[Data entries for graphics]
-------

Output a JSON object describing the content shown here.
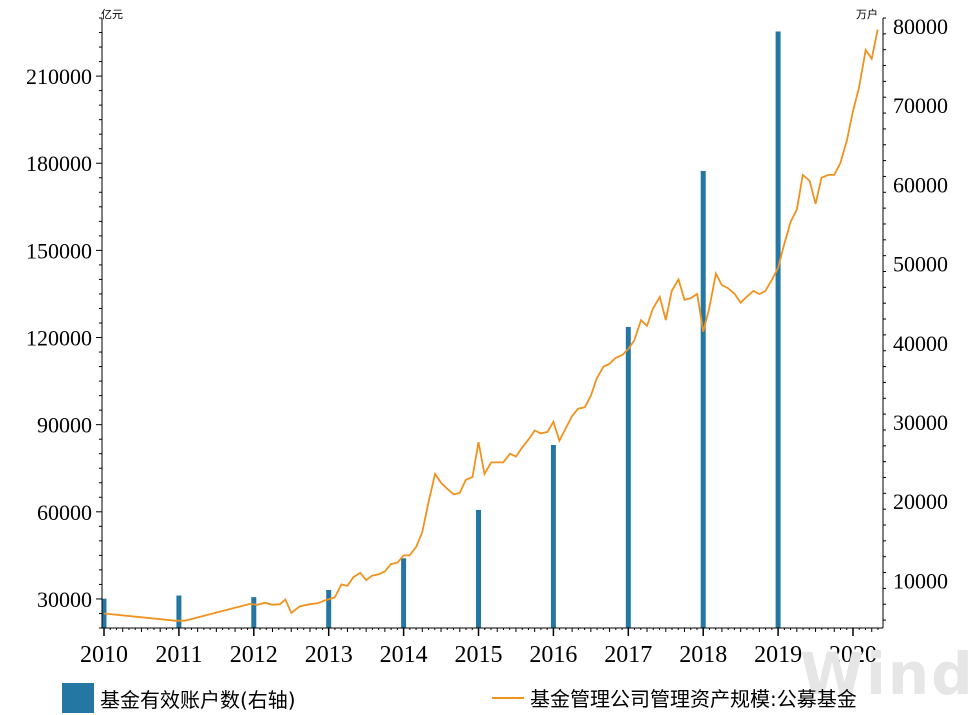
{
  "units": {
    "left": "亿元",
    "right": "万户"
  },
  "watermark": "Wind",
  "colors": {
    "bar": "#2477a3",
    "line": "#f0921e",
    "axis": "#000000"
  },
  "legend": [
    {
      "label": "基金有效账户数(右轴)",
      "kind": "bar"
    },
    {
      "label": "基金管理公司管理资产规模:公募基金",
      "kind": "line"
    }
  ],
  "chart_data": {
    "type": "bar+line",
    "grid": false,
    "legend_position": "bottom",
    "x_ticks": [
      "2010",
      "2011",
      "2012",
      "2013",
      "2014",
      "2015",
      "2016",
      "2017",
      "2018",
      "2019",
      "2020"
    ],
    "y_left": {
      "range": [
        20000,
        230000
      ],
      "ticks": [
        30000,
        60000,
        90000,
        120000,
        150000,
        180000,
        210000
      ]
    },
    "y_right": {
      "range": [
        4000,
        81000
      ],
      "ticks": [
        10000,
        20000,
        30000,
        40000,
        50000,
        60000,
        70000,
        80000
      ]
    },
    "series": [
      {
        "name": "基金有效账户数(右轴)",
        "type": "bar",
        "axis": "right",
        "x": [
          2010.0,
          2011.0,
          2012.0,
          2013.0,
          2014.0,
          2015.0,
          2016.0,
          2017.0,
          2018.0,
          2019.0
        ],
        "values": [
          7700,
          8100,
          7900,
          8800,
          12800,
          18900,
          27100,
          42000,
          61700,
          79300
        ]
      },
      {
        "name": "基金管理公司管理资产规模:公募基金",
        "type": "line",
        "axis": "left",
        "points": [
          [
            2010.0,
            25000
          ],
          [
            2010.95,
            22500
          ],
          [
            2011.08,
            22500
          ],
          [
            2011.6,
            26000
          ],
          [
            2011.95,
            28300
          ],
          [
            2012.05,
            28000
          ],
          [
            2012.15,
            28700
          ],
          [
            2012.25,
            28000
          ],
          [
            2012.35,
            28200
          ],
          [
            2012.42,
            29800
          ],
          [
            2012.5,
            25200
          ],
          [
            2012.62,
            27500
          ],
          [
            2012.75,
            28200
          ],
          [
            2012.85,
            28500
          ],
          [
            2012.95,
            29500
          ],
          [
            2013.08,
            30500
          ],
          [
            2013.17,
            35000
          ],
          [
            2013.25,
            34500
          ],
          [
            2013.33,
            37500
          ],
          [
            2013.42,
            39000
          ],
          [
            2013.5,
            36500
          ],
          [
            2013.58,
            38000
          ],
          [
            2013.67,
            38500
          ],
          [
            2013.75,
            39500
          ],
          [
            2013.83,
            42000
          ],
          [
            2013.92,
            42500
          ],
          [
            2014.0,
            45000
          ],
          [
            2014.08,
            45000
          ],
          [
            2014.17,
            48000
          ],
          [
            2014.25,
            53000
          ],
          [
            2014.33,
            63000
          ],
          [
            2014.42,
            73000
          ],
          [
            2014.5,
            70000
          ],
          [
            2014.58,
            68000
          ],
          [
            2014.67,
            66000
          ],
          [
            2014.75,
            66500
          ],
          [
            2014.83,
            71000
          ],
          [
            2014.92,
            72000
          ],
          [
            2015.0,
            84000
          ],
          [
            2015.08,
            73000
          ],
          [
            2015.17,
            77000
          ],
          [
            2015.25,
            77000
          ],
          [
            2015.33,
            77000
          ],
          [
            2015.42,
            80000
          ],
          [
            2015.5,
            79000
          ],
          [
            2015.58,
            82000
          ],
          [
            2015.67,
            85000
          ],
          [
            2015.75,
            88000
          ],
          [
            2015.83,
            87000
          ],
          [
            2015.92,
            87500
          ],
          [
            2016.0,
            91000
          ],
          [
            2016.08,
            84500
          ],
          [
            2016.17,
            89000
          ],
          [
            2016.25,
            93000
          ],
          [
            2016.33,
            95500
          ],
          [
            2016.42,
            96000
          ],
          [
            2016.5,
            100000
          ],
          [
            2016.58,
            106000
          ],
          [
            2016.67,
            110000
          ],
          [
            2016.75,
            111000
          ],
          [
            2016.83,
            113000
          ],
          [
            2016.92,
            114000
          ],
          [
            2017.0,
            116000
          ],
          [
            2017.08,
            119000
          ],
          [
            2017.17,
            126000
          ],
          [
            2017.25,
            124000
          ],
          [
            2017.33,
            130000
          ],
          [
            2017.42,
            134000
          ],
          [
            2017.5,
            126000
          ],
          [
            2017.58,
            136000
          ],
          [
            2017.67,
            140000
          ],
          [
            2017.75,
            133000
          ],
          [
            2017.83,
            133500
          ],
          [
            2017.92,
            135000
          ],
          [
            2018.0,
            122000
          ],
          [
            2018.08,
            130000
          ],
          [
            2018.17,
            142000
          ],
          [
            2018.25,
            138000
          ],
          [
            2018.33,
            137000
          ],
          [
            2018.42,
            135000
          ],
          [
            2018.5,
            132000
          ],
          [
            2018.58,
            134000
          ],
          [
            2018.67,
            136000
          ],
          [
            2018.75,
            135000
          ],
          [
            2018.83,
            136000
          ],
          [
            2018.92,
            140000
          ],
          [
            2019.0,
            144000
          ],
          [
            2019.08,
            152000
          ],
          [
            2019.17,
            160000
          ],
          [
            2019.25,
            164000
          ],
          [
            2019.33,
            176000
          ],
          [
            2019.42,
            174000
          ],
          [
            2019.5,
            166000
          ],
          [
            2019.58,
            175000
          ],
          [
            2019.67,
            176000
          ],
          [
            2019.75,
            176000
          ],
          [
            2019.83,
            180000
          ],
          [
            2019.92,
            188000
          ],
          [
            2020.0,
            198000
          ],
          [
            2020.08,
            206000
          ],
          [
            2020.17,
            219000
          ],
          [
            2020.25,
            216000
          ],
          [
            2020.33,
            226000
          ]
        ]
      }
    ]
  }
}
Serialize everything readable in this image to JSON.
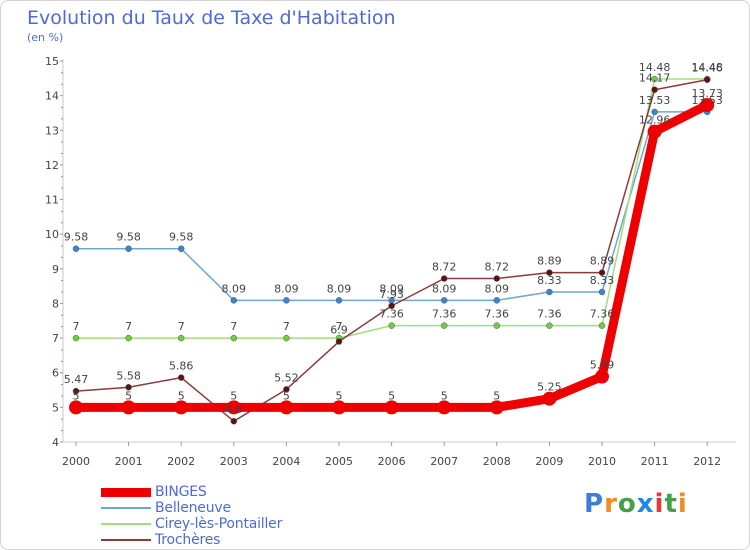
{
  "title": "Evolution du Taux de Taxe d'Habitation",
  "unit_label": "(en %)",
  "logo": {
    "letters": [
      "P",
      "r",
      "o",
      "x",
      "i",
      "t",
      "i"
    ],
    "colors": [
      "#3a7fd5",
      "#f28c1e",
      "#43a047",
      "#1e88e5",
      "#e53935",
      "#43a047",
      "#f28c1e"
    ]
  },
  "chart_data": {
    "type": "line",
    "title": "Evolution du Taux de Taxe d'Habitation",
    "ylabel": "(en %)",
    "xlabel": "",
    "x": [
      "2000",
      "2001",
      "2002",
      "2003",
      "2004",
      "2005",
      "2006",
      "2007",
      "2008",
      "2009",
      "2010",
      "2011",
      "2012"
    ],
    "ylim": [
      4,
      15
    ],
    "yticks": [
      "4",
      "5",
      "6",
      "7",
      "8",
      "9",
      "10",
      "11",
      "12",
      "13",
      "14",
      "15"
    ],
    "grid": false,
    "legend_position": "bottom-left",
    "series": [
      {
        "name": "Belleneuve",
        "color": "#6fa6d6",
        "marker": "#3a86cc",
        "values": [
          9.58,
          9.58,
          9.58,
          8.09,
          8.09,
          8.09,
          8.09,
          8.09,
          8.09,
          8.33,
          8.33,
          13.53,
          13.53
        ],
        "labels": [
          "9.58",
          "9.58",
          "9.58",
          "8.09",
          "8.09",
          "8.09",
          "8.09",
          "8.09",
          "8.09",
          "8.33",
          "8.33",
          "13.53",
          "13.53"
        ]
      },
      {
        "name": "Cirey-lès-Pontailler",
        "color": "#9fe07a",
        "marker": "#6fcf3a",
        "values": [
          7,
          7,
          7,
          7,
          7,
          7,
          7.36,
          7.36,
          7.36,
          7.36,
          7.36,
          14.48,
          14.48
        ],
        "labels": [
          "7",
          "7",
          "7",
          "7",
          "7",
          "7",
          "7.36",
          "7.36",
          "7.36",
          "7.36",
          "7.36",
          "14.48",
          "14.48"
        ]
      },
      {
        "name": "Trochères",
        "color": "#8c3a3a",
        "marker": "#5a1414",
        "values": [
          5.47,
          5.58,
          5.86,
          4.6,
          5.52,
          6.9,
          7.93,
          8.72,
          8.72,
          8.89,
          8.89,
          14.17,
          14.46
        ],
        "labels": [
          "5.47",
          "5.58",
          "5.86",
          "4.6",
          "5.52",
          "6.9",
          "7.93",
          "8.72",
          "8.72",
          "8.89",
          "8.89",
          "14.17",
          "14.46"
        ]
      },
      {
        "name": "BINGES",
        "color": "#ee0000",
        "marker": "#ee0000",
        "values": [
          5,
          5,
          5,
          5,
          5,
          5,
          5,
          5,
          5,
          5.25,
          5.89,
          12.96,
          13.73
        ],
        "labels": [
          "5",
          "5",
          "5",
          "5",
          "5",
          "5",
          "5",
          "5",
          "5",
          "5.25",
          "5.89",
          "12.96",
          "13.73"
        ]
      }
    ],
    "legend": [
      "BINGES",
      "Belleneuve",
      "Cirey-lès-Pontailler",
      "Trochères"
    ]
  }
}
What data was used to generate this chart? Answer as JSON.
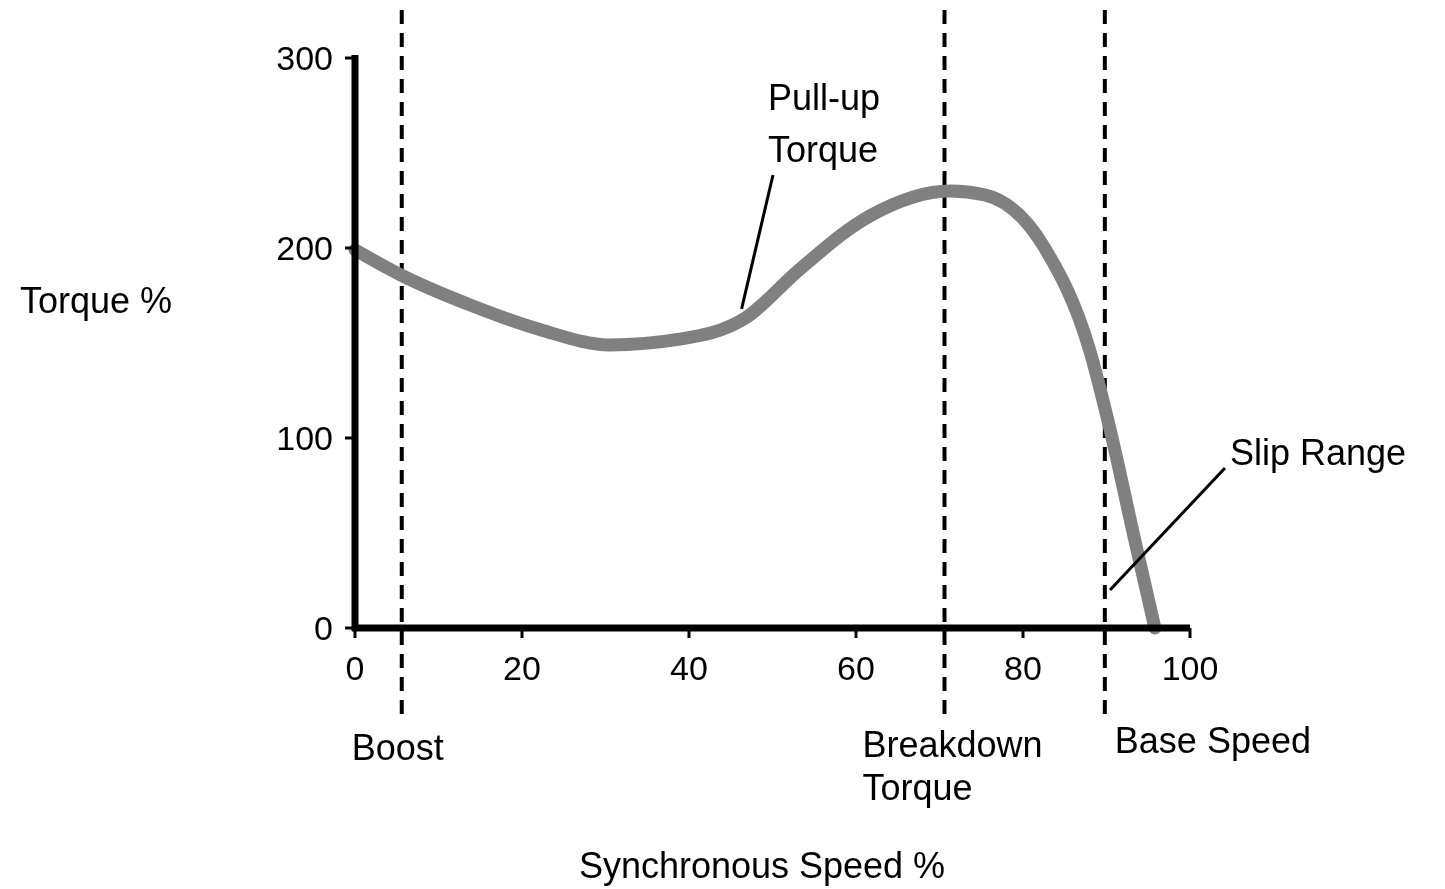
{
  "chart_data": {
    "type": "line",
    "xlabel": "Synchronous Speed %",
    "ylabel": "Torque %",
    "xlim": [
      0,
      100
    ],
    "ylim": [
      0,
      300
    ],
    "xticks": [
      0,
      20,
      40,
      60,
      80,
      100
    ],
    "yticks": [
      0,
      100,
      200,
      300
    ],
    "line_style": "solid",
    "series": [
      {
        "color": "#808080",
        "x": [
          0,
          5.4,
          13.8,
          22.2,
          30.5,
          38.9,
          46.7,
          53.3,
          61.7,
          71.3,
          75.4,
          82.6,
          88,
          90.4,
          93.4,
          95.8
        ],
        "values": [
          199,
          186,
          170,
          157,
          149,
          152,
          163,
          189,
          217,
          230,
          228,
          200,
          146,
          105,
          46,
          0
        ]
      }
    ],
    "ref_lines": [
      {
        "axis": "x",
        "value": 5.6,
        "label": "Boost",
        "color": "#000000",
        "line_style": "dashed"
      },
      {
        "axis": "x",
        "value": 70.6,
        "label": "Breakdown Torque",
        "color": "#000000",
        "line_style": "dashed"
      },
      {
        "axis": "x",
        "value": 89.8,
        "label": "Base Speed",
        "color": "#000000",
        "line_style": "dashed"
      }
    ],
    "annotations": [
      {
        "text": "Pull-up Torque",
        "x": 46.3,
        "y": 168
      },
      "Slip Range"
    ]
  }
}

-------

Identify the lines above with the word "name". Copy them.

## [Answer to this problem]
        "name": "基金有效账户数(右轴)",
        "name": "基金管理公司管理资产规模:公募基金",
        "name": "Belleneuve",
        "name": "Cirey-lès-Pontailler",
        "name": "Trochères",
        "name": "BINGES",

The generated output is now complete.